> **Data provided**:
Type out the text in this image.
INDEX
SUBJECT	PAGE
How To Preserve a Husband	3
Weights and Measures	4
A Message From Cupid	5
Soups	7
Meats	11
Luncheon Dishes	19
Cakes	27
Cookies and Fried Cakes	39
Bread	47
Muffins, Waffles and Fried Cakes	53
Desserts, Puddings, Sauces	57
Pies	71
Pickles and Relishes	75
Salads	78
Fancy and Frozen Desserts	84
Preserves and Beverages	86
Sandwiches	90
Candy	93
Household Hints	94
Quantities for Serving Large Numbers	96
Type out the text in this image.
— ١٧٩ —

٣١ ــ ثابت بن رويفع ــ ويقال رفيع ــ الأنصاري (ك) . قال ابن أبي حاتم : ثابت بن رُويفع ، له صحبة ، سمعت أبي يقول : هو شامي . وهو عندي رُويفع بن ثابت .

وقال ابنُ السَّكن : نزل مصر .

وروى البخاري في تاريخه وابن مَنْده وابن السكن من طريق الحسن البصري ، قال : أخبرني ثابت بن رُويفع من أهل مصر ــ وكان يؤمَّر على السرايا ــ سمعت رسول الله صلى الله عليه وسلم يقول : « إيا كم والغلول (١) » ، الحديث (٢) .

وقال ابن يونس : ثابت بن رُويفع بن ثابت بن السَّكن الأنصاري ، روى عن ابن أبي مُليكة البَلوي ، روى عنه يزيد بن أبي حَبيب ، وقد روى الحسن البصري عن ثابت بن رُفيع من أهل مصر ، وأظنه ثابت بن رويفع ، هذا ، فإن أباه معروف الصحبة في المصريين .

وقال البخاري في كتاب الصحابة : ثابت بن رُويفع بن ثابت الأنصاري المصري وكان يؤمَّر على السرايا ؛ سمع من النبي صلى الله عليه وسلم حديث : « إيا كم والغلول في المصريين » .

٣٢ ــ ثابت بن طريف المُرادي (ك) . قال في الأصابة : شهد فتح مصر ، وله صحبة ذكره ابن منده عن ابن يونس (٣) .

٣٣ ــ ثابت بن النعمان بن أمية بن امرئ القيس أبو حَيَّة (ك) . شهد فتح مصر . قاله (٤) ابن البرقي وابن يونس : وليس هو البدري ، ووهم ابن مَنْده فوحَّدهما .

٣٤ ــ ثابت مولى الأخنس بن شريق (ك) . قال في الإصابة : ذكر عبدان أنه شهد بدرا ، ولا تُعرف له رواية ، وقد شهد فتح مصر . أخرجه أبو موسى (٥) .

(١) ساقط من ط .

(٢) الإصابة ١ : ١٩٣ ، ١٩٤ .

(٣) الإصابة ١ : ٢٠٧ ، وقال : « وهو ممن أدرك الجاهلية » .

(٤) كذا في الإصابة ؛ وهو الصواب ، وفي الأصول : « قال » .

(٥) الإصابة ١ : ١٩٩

> **Exercise goal**: Check each line of the records for the word "يونس" and extract those that contain it.

> **Solution**:
وقال ابن يونس : ثابت بن رُويفع بن ثابت بن السَّكن الأنصاري ، روى عن ابن أبي مُليكة البَلوي ، روى عنه يزيد بن أبي حَبيب ، وقد روى الحسن البصري عن ثابت بن رُفيع من أهل مصر ، وأظنه ثابت بن رويفع ، هذا ، فإن أباه معروف الصحبة في المصريين .
٣٢ ــ ثابت بن طريف المُرادي (ك) . قال في الأصابة : شهد فتح مصر ، وله صحبة ذكره ابن منده عن ابن يونس (٣) .
٣٣ ــ ثابت بن النعمان بن أمية بن امرئ القيس أبو حَيَّة (ك) . شهد فتح مصر . قاله (٤) ابن البرقي وابن يونس : وليس هو البدري ، ووهم ابن مَنْده فوحَّدهما .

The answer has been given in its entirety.